• [Goal] Filter this data down to the lines that hold "согласованию", and copy them.

• [Data records]
══════════
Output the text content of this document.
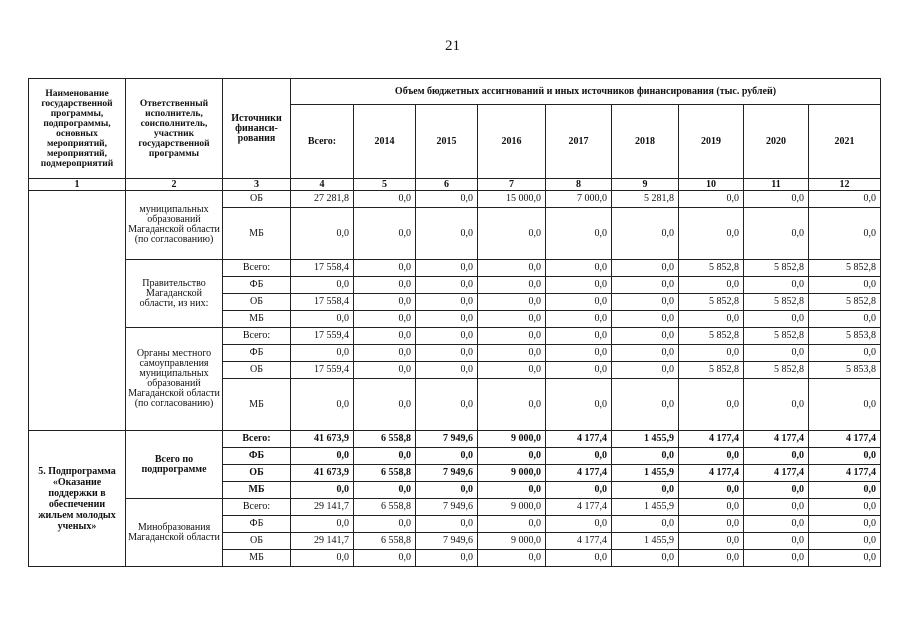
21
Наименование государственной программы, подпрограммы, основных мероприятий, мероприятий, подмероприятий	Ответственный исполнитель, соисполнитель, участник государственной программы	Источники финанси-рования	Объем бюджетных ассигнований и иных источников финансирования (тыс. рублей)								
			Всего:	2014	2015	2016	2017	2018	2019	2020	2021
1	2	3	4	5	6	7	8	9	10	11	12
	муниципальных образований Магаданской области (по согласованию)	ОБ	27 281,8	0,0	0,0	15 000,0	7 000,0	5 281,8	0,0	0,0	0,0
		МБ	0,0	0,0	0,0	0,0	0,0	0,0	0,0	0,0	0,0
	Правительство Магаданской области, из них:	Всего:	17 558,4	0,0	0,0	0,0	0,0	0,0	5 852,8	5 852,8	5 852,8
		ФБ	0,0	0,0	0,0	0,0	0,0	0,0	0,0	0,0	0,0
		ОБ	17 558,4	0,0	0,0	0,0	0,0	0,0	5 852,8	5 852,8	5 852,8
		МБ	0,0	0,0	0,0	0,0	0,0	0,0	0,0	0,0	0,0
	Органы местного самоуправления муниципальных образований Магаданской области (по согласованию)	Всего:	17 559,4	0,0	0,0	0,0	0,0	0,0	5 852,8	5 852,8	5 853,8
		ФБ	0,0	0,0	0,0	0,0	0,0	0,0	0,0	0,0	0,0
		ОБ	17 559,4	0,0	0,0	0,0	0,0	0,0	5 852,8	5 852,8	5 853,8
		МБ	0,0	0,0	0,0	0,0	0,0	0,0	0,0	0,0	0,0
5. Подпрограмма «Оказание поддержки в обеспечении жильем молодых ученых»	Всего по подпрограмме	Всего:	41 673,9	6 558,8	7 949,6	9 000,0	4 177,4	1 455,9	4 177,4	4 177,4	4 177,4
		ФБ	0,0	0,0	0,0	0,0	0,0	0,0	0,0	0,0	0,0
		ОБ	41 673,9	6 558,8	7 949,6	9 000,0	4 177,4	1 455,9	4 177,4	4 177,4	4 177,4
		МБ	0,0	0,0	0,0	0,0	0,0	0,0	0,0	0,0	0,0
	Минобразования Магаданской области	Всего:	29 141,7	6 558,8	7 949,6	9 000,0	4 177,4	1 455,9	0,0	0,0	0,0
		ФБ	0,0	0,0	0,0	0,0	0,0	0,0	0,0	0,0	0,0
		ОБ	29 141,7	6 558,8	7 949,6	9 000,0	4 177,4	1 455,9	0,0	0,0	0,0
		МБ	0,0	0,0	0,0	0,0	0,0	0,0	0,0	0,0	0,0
══════════
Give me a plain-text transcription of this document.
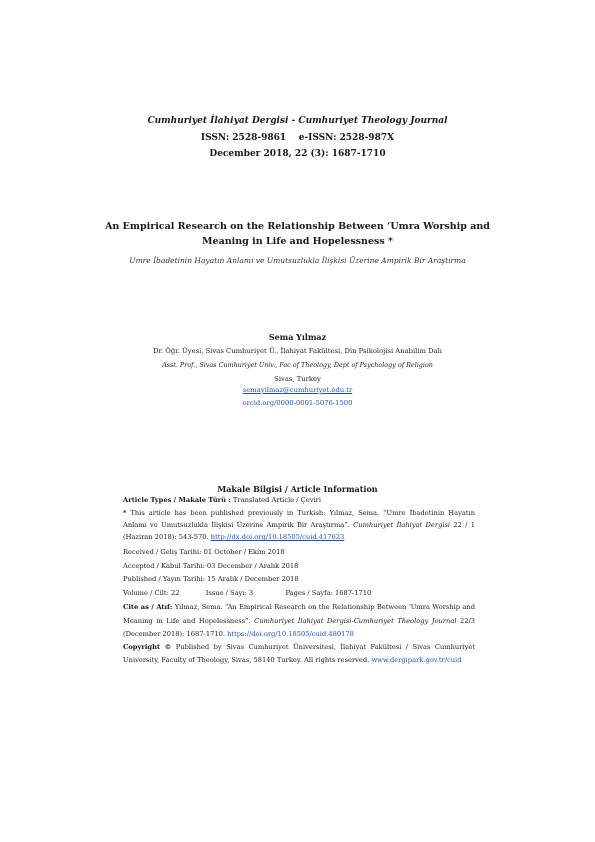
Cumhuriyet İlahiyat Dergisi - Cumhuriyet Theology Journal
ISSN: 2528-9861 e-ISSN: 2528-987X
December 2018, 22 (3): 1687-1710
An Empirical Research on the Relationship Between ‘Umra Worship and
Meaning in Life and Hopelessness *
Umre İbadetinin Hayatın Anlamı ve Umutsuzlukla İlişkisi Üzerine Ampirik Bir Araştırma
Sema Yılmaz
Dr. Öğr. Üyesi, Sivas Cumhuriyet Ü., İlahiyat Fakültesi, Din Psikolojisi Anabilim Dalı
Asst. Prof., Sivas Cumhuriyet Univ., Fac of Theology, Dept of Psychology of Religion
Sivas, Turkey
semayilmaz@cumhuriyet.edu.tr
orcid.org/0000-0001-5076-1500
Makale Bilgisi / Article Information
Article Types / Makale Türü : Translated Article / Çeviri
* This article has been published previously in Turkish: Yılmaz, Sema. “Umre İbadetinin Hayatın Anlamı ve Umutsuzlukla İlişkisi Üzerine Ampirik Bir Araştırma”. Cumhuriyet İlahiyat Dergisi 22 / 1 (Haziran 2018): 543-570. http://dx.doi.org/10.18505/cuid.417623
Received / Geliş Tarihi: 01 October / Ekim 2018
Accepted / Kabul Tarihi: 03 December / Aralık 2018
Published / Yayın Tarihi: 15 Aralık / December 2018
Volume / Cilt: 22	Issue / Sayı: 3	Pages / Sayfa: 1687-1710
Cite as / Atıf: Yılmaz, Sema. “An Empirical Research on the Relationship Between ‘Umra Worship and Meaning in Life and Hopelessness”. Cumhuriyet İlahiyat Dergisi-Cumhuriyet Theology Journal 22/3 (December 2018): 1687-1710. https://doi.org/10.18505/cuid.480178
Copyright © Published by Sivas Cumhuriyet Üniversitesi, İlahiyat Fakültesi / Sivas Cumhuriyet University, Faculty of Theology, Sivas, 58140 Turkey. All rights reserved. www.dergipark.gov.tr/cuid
══════════
• [Reply]
	муниципальных образований Магаданской области (по согласованию)	ОБ	27 281,8	0,0	0,0	15 000,0	7 000,0	5 281,8	0,0	0,0	0,0
	Органы местного самоуправления муниципальных образований Магаданской области (по согласованию)	Всего:	17 559,4	0,0	0,0	0,0	0,0	0,0	5 852,8	5 852,8	5 853,8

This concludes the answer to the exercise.